Objective:
Your task is to copy the listing exactly. Drop any pictures from the copy.

Provided data:
>>>
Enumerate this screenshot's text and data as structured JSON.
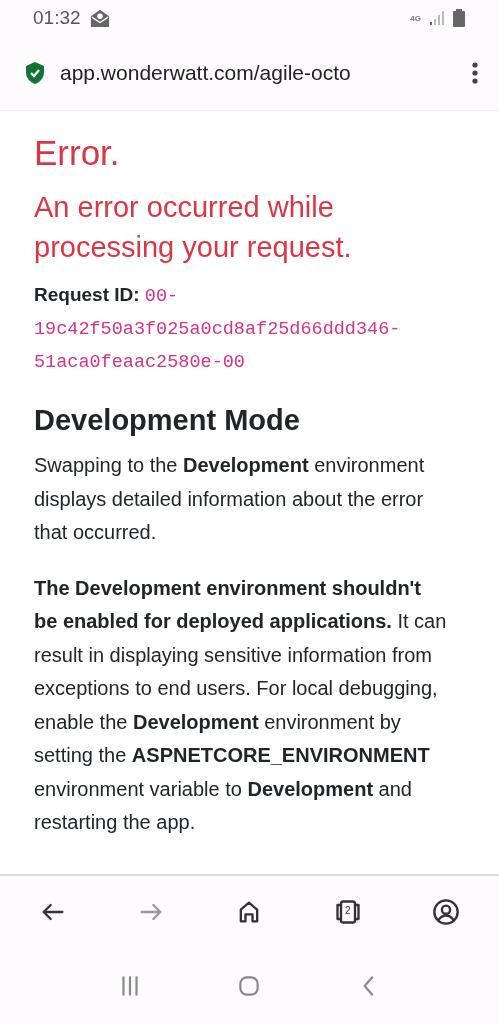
{
  "status_bar": {
    "time": "01:32",
    "network": "4G"
  },
  "address_bar": {
    "url": "app.wonderwatt.com/agile-octo",
    "secure": true
  },
  "page": {
    "title": "Error.",
    "subtitle": "An error occurred while processing your request.",
    "request_id_label": "Request ID:",
    "request_id": "00-19c42f50a3f025a0cd8af25d66ddd346-51aca0feaac2580e-00",
    "section_title": "Development Mode",
    "paragraphs": [
      "Swapping to the **Development** environment displays detailed information about the error that occurred.",
      "**The Development environment shouldn't be enabled for deployed applications.** It can result in displaying sensitive information from exceptions to end users. For local debugging, enable the **Development** environment by setting the **ASPNETCORE_ENVIRONMENT** environment variable to **Development** and restarting the app."
    ]
  },
  "toolbar": [
    {
      "kind": "back",
      "disabled": false
    },
    {
      "kind": "forward",
      "disabled": true
    },
    {
      "kind": "home",
      "disabled": false
    },
    {
      "kind": "tabs",
      "disabled": false,
      "count": "2"
    },
    {
      "kind": "account",
      "disabled": false
    }
  ],
  "system_nav": [
    {
      "kind": "recents"
    },
    {
      "kind": "home"
    },
    {
      "kind": "back"
    }
  ]
}
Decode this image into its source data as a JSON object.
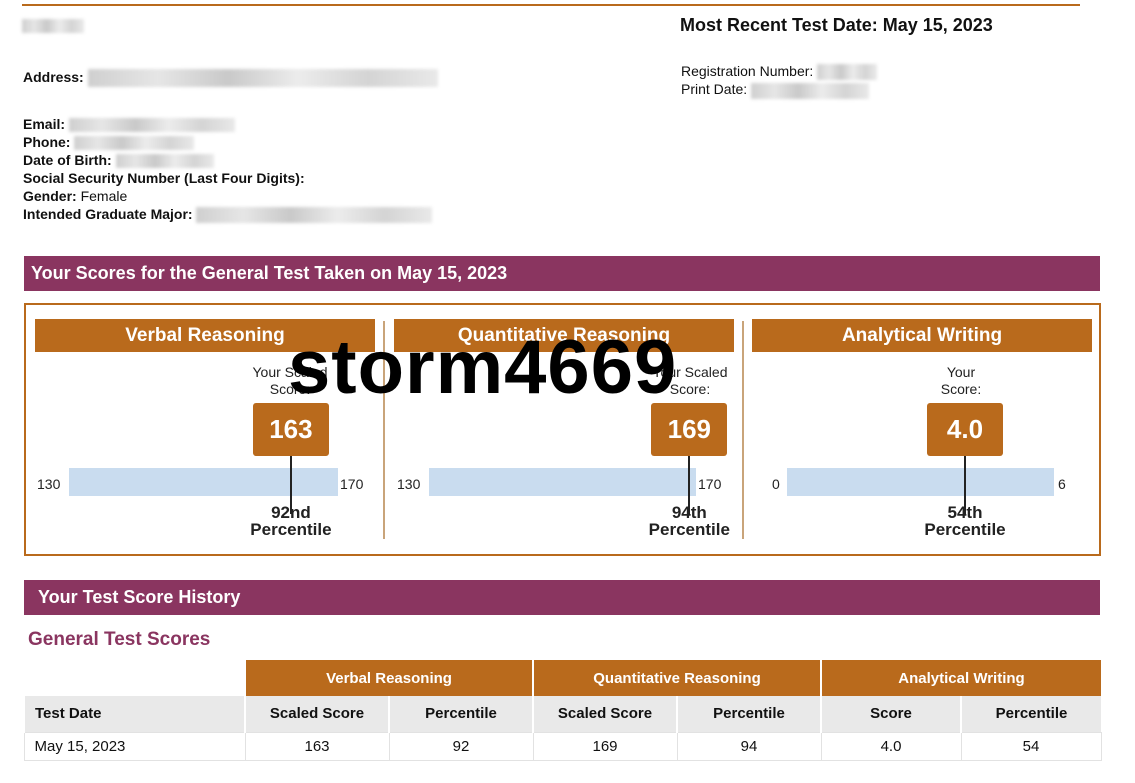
{
  "header": {
    "most_recent_label": "Most Recent Test Date: May 15, 2023",
    "registration_label": "Registration Number:",
    "print_date_label": "Print Date:"
  },
  "candidate": {
    "address_label": "Address:",
    "email_label": "Email:",
    "phone_label": "Phone:",
    "dob_label": "Date of Birth:",
    "ssn_label": "Social Security Number (Last Four Digits):",
    "gender_label": "Gender:",
    "gender_value": "Female",
    "major_label": "Intended Graduate Major:"
  },
  "scores_section": {
    "title": "Your Scores for the General Test Taken on May 15, 2023",
    "panels": [
      {
        "title": "Verbal Reasoning",
        "caption_line1": "Your Scaled",
        "caption_line2": "Score:",
        "score": "163",
        "min": "130",
        "max": "170",
        "percentile_num": "92nd",
        "percentile_word": "Percentile",
        "score_value": 163,
        "range": [
          130,
          170
        ]
      },
      {
        "title": "Quantitative Reasoning",
        "caption_line1": "Your Scaled",
        "caption_line2": "Score:",
        "score": "169",
        "min": "130",
        "max": "170",
        "percentile_num": "94th",
        "percentile_word": "Percentile",
        "score_value": 169,
        "range": [
          130,
          170
        ]
      },
      {
        "title": "Analytical Writing",
        "caption_line1": "Your",
        "caption_line2": "Score:",
        "score": "4.0",
        "min": "0",
        "max": "6",
        "percentile_num": "54th",
        "percentile_word": "Percentile",
        "score_value": 4.0,
        "range": [
          0,
          6
        ]
      }
    ]
  },
  "history": {
    "title": "Your Test Score History",
    "subtitle": "General Test Scores",
    "groups": [
      "Verbal Reasoning",
      "Quantitative Reasoning",
      "Analytical Writing"
    ],
    "columns": [
      "Test Date",
      "Scaled Score",
      "Percentile",
      "Scaled Score",
      "Percentile",
      "Score",
      "Percentile"
    ],
    "rows": [
      [
        "May 15, 2023",
        "163",
        "92",
        "169",
        "94",
        "4.0",
        "54"
      ]
    ]
  },
  "watermark": "storm4669",
  "colors": {
    "banner": "#8a3560",
    "accent": "#b96a1c",
    "bar": "#c9dcef"
  }
}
<<<
Written response:
Enumerate this screenshot's text and data as structured JSON.
{
  "status_bar": {
    "time": "01:32",
    "network": "4G"
  },
  "address_bar": {
    "url": "app.wonderwatt.com/agile-octo",
    "secure": true
  },
  "page": {
    "title": "Error.",
    "subtitle": "An error occurred while processing your request.",
    "request_id_label": "Request ID:",
    "request_id": "00-19c42f50a3f025a0cd8af25d66ddd346-51aca0feaac2580e-00",
    "section_title": "Development Mode",
    "paragraphs": [
      "Swapping to the **Development** environment displays detailed information about the error that occurred.",
      "**The Development environment shouldn't be enabled for deployed applications.** It can result in displaying sensitive information from exceptions to end users. For local debugging, enable the **Development** environment by setting the **ASPNETCORE_ENVIRONMENT** environment variable to **Development** and restarting the app."
    ]
  },
  "toolbar": [
    {
      "kind": "back",
      "disabled": false
    },
    {
      "kind": "forward",
      "disabled": true
    },
    {
      "kind": "home",
      "disabled": false
    },
    {
      "kind": "tabs",
      "disabled": false,
      "count": "2"
    },
    {
      "kind": "account",
      "disabled": false
    }
  ],
  "system_nav": [
    {
      "kind": "recents"
    },
    {
      "kind": "home"
    },
    {
      "kind": "back"
    }
  ]
}
Decode this image into its source data as a JSON object.
{
  "header": {
    "most_recent_label": "Most Recent Test Date: May 15, 2023",
    "registration_label": "Registration Number:",
    "print_date_label": "Print Date:"
  },
  "candidate": {
    "address_label": "Address:",
    "email_label": "Email:",
    "phone_label": "Phone:",
    "dob_label": "Date of Birth:",
    "ssn_label": "Social Security Number (Last Four Digits):",
    "gender_label": "Gender:",
    "gender_value": "Female",
    "major_label": "Intended Graduate Major:"
  },
  "scores_section": {
    "title": "Your Scores for the General Test Taken on May 15, 2023",
    "panels": [
      {
        "title": "Verbal Reasoning",
        "caption_line1": "Your Scaled",
        "caption_line2": "Score:",
        "score": "163",
        "min": "130",
        "max": "170",
        "percentile_num": "92nd",
        "percentile_word": "Percentile",
        "score_value": 163,
        "range": [
          130,
          170
        ]
      },
      {
        "title": "Quantitative Reasoning",
        "caption_line1": "Your Scaled",
        "caption_line2": "Score:",
        "score": "169",
        "min": "130",
        "max": "170",
        "percentile_num": "94th",
        "percentile_word": "Percentile",
        "score_value": 169,
        "range": [
          130,
          170
        ]
      },
      {
        "title": "Analytical Writing",
        "caption_line1": "Your",
        "caption_line2": "Score:",
        "score": "4.0",
        "min": "0",
        "max": "6",
        "percentile_num": "54th",
        "percentile_word": "Percentile",
        "score_value": 4.0,
        "range": [
          0,
          6
        ]
      }
    ]
  },
  "history": {
    "title": "Your Test Score History",
    "subtitle": "General Test Scores",
    "groups": [
      "Verbal Reasoning",
      "Quantitative Reasoning",
      "Analytical Writing"
    ],
    "columns": [
      "Test Date",
      "Scaled Score",
      "Percentile",
      "Scaled Score",
      "Percentile",
      "Score",
      "Percentile"
    ],
    "rows": [
      [
        "May 15, 2023",
        "163",
        "92",
        "169",
        "94",
        "4.0",
        "54"
      ]
    ]
  },
  "watermark": "storm4669",
  "colors": {
    "banner": "#8a3560",
    "accent": "#b96a1c",
    "bar": "#c9dcef"
  }
}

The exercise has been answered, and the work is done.